DATA SUPPLIED:
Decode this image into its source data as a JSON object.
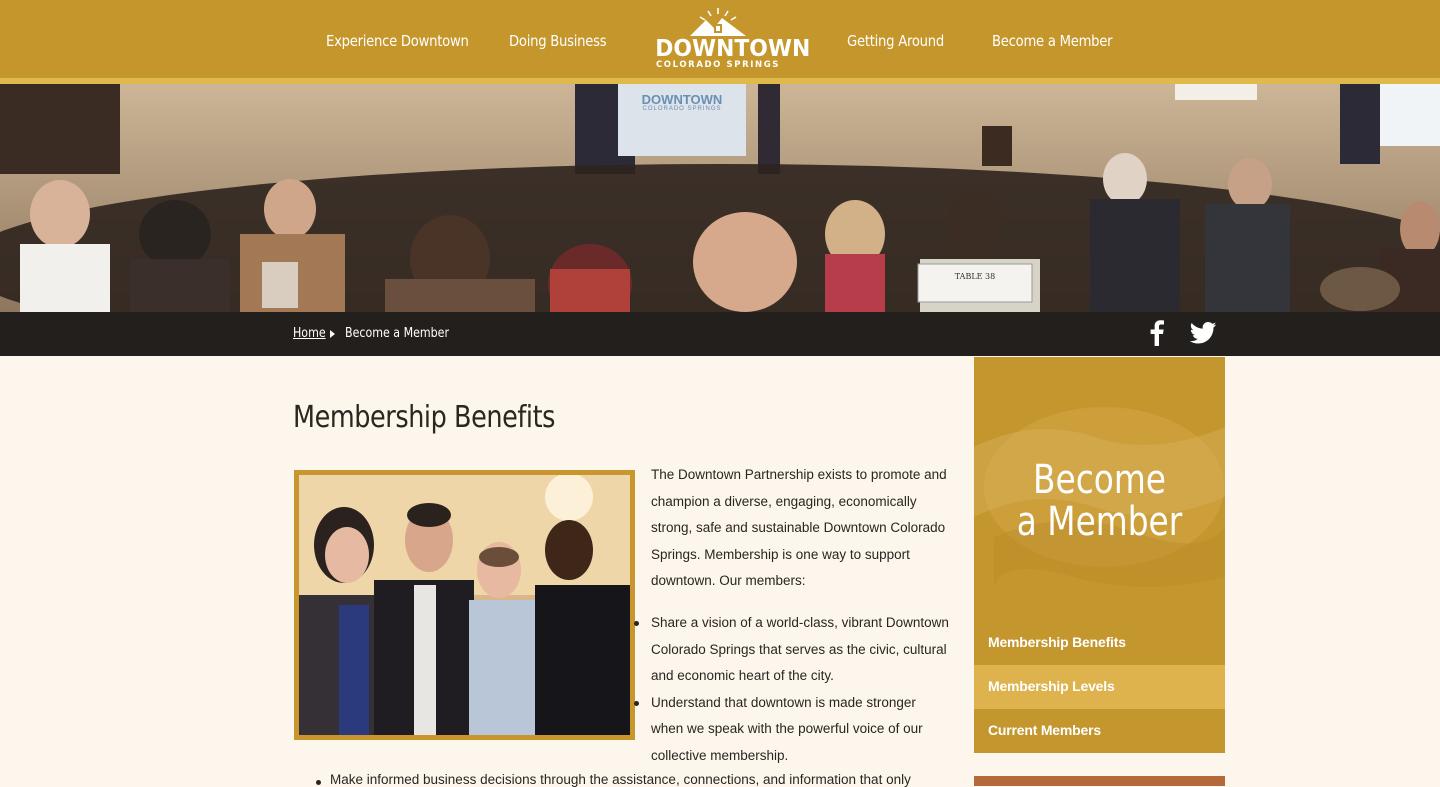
{
  "nav": {
    "left": [
      "Experience Downtown",
      "Doing Business"
    ],
    "right": [
      "Getting Around",
      "Become a Member"
    ],
    "logo_main": "DOWNTOWN",
    "logo_sub": "COLORADO SPRINGS"
  },
  "hero": {
    "screen_text_1": "DOWNTOWN",
    "screen_text_2": "COLORADO SPRINGS",
    "table_card": "TABLE 38"
  },
  "breadcrumb": {
    "home": "Home",
    "current": "Become a Member"
  },
  "social": [
    "facebook-icon",
    "twitter-icon"
  ],
  "main": {
    "title": "Membership Benefits",
    "intro": "The Downtown Partnership exists to promote and champion a diverse, engaging, economically strong, safe and sustainable Downtown Colorado Springs. Membership is one way to support downtown. Our members:",
    "bullets": [
      "Share a vision of a world-class, vibrant Downtown Colorado Springs that serves as the civic, cultural and economic heart of the city.",
      "Understand that downtown is made stronger when we speak with the powerful voice of our collective membership."
    ],
    "bullet_partial": "Make informed business decisions through the assistance, connections, and information that only"
  },
  "sidebar": {
    "title_line1": "Become",
    "title_line2": "a Member",
    "items": [
      {
        "label": "Membership Benefits",
        "bg": "#c4962e"
      },
      {
        "label": "Membership Levels",
        "bg": "#deb24d"
      },
      {
        "label": "Current Members",
        "bg": "#c4962e"
      }
    ]
  },
  "colors": {
    "brand_gold": "#c5962b",
    "light_gold": "#deb24d",
    "dark_bar": "#231f1c",
    "page_bg": "#fcf6ec"
  }
}
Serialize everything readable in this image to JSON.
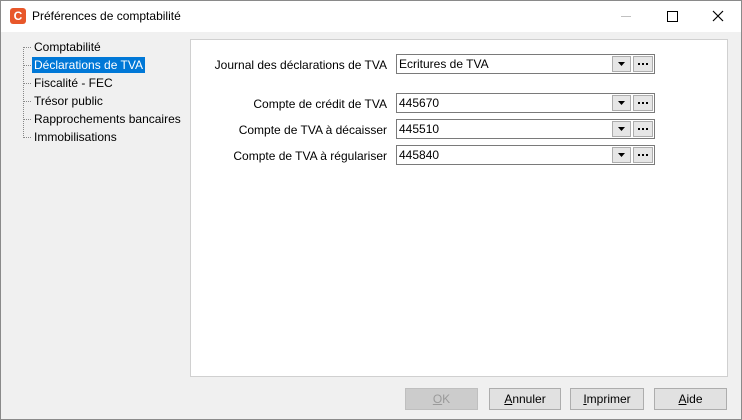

PROBLEM STATEMENT:
The records above need to be restated word for word, with the pictures left out.

SOLUTION FOR THIS EXERCISE:
Decode this image into its source data as a JSON object.
{
  "nav": {
    "left": [
      "Experience Downtown",
      "Doing Business"
    ],
    "right": [
      "Getting Around",
      "Become a Member"
    ],
    "logo_main": "DOWNTOWN",
    "logo_sub": "COLORADO SPRINGS"
  },
  "hero": {
    "screen_text_1": "DOWNTOWN",
    "screen_text_2": "COLORADO SPRINGS",
    "table_card": "TABLE 38"
  },
  "breadcrumb": {
    "home": "Home",
    "current": "Become a Member"
  },
  "social": [
    "facebook-icon",
    "twitter-icon"
  ],
  "main": {
    "title": "Membership Benefits",
    "intro": "The Downtown Partnership exists to promote and champion a diverse, engaging, economically strong, safe and sustainable Downtown Colorado Springs. Membership is one way to support downtown. Our members:",
    "bullets": [
      "Share a vision of a world-class, vibrant Downtown Colorado Springs that serves as the civic, cultural and economic heart of the city.",
      "Understand that downtown is made stronger when we speak with the powerful voice of our collective membership."
    ],
    "bullet_partial": "Make informed business decisions through the assistance, connections, and information that only"
  },
  "sidebar": {
    "title_line1": "Become",
    "title_line2": "a Member",
    "items": [
      {
        "label": "Membership Benefits",
        "bg": "#c4962e"
      },
      {
        "label": "Membership Levels",
        "bg": "#deb24d"
      },
      {
        "label": "Current Members",
        "bg": "#c4962e"
      }
    ]
  },
  "colors": {
    "brand_gold": "#c5962b",
    "light_gold": "#deb24d",
    "dark_bar": "#231f1c",
    "page_bg": "#fcf6ec"
  }
}
Serialize everything readable in this image to JSON.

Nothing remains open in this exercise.